> Written problem
Count every line that includes the string "المحليـة" in the entries that follow. Nothing besides the number is needed.

-- START Data extract --

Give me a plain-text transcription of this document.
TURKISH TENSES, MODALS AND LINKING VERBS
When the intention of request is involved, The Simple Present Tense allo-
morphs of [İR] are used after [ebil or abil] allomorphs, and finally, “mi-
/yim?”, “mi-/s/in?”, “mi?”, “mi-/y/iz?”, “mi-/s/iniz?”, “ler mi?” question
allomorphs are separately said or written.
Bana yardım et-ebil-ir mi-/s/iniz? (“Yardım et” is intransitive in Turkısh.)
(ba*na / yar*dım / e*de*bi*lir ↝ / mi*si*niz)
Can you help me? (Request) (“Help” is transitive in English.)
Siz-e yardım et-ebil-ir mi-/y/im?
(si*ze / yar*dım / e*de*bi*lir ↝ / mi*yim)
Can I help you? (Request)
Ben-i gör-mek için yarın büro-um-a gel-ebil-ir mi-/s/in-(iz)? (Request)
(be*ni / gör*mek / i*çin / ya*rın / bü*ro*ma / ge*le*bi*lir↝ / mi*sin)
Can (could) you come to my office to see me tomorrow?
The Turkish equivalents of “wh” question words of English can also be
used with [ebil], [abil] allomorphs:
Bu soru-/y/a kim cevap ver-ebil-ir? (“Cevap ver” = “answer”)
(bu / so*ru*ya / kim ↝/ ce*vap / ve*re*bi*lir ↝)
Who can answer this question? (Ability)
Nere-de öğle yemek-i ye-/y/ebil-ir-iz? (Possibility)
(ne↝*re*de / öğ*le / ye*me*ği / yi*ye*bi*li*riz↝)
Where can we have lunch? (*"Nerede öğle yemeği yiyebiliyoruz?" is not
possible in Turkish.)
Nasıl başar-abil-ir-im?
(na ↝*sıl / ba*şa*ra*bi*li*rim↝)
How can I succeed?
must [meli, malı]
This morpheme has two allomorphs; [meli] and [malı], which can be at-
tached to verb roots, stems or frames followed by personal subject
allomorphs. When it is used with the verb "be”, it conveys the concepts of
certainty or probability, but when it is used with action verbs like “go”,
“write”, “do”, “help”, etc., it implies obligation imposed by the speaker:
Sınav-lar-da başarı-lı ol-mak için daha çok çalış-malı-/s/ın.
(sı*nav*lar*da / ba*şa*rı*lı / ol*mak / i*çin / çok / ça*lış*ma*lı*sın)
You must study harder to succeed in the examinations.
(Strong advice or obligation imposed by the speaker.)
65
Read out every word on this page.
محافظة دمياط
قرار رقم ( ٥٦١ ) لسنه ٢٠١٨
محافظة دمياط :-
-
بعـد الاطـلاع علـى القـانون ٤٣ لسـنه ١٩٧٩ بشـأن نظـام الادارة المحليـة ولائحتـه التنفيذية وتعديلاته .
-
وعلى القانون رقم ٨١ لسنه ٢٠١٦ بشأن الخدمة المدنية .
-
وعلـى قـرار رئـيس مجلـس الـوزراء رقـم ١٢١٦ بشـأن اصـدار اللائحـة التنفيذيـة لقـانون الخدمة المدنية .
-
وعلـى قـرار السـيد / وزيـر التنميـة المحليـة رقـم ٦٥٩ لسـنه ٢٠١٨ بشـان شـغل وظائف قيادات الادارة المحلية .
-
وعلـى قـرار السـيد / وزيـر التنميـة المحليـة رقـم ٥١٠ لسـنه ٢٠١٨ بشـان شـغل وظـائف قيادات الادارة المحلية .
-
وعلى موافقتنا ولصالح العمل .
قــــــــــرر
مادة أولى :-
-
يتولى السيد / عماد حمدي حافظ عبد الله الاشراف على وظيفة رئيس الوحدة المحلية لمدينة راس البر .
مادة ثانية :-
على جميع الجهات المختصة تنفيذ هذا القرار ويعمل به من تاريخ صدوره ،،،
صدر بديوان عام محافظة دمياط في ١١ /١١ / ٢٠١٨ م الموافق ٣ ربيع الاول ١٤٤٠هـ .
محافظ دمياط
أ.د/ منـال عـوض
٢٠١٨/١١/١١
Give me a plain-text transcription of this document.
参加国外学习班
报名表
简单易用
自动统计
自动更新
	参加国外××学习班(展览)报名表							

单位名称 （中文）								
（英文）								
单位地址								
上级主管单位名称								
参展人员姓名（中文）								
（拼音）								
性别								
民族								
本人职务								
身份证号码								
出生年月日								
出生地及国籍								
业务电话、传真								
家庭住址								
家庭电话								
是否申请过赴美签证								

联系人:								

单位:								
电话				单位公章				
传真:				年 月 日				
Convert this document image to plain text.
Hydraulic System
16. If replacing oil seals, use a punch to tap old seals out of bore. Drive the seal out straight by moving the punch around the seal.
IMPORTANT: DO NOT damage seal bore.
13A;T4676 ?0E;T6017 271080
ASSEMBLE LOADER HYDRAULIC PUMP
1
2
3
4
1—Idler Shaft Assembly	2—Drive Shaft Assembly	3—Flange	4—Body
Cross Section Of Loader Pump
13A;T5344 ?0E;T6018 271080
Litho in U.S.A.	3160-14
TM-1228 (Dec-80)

-- END Data extract --

> Result
3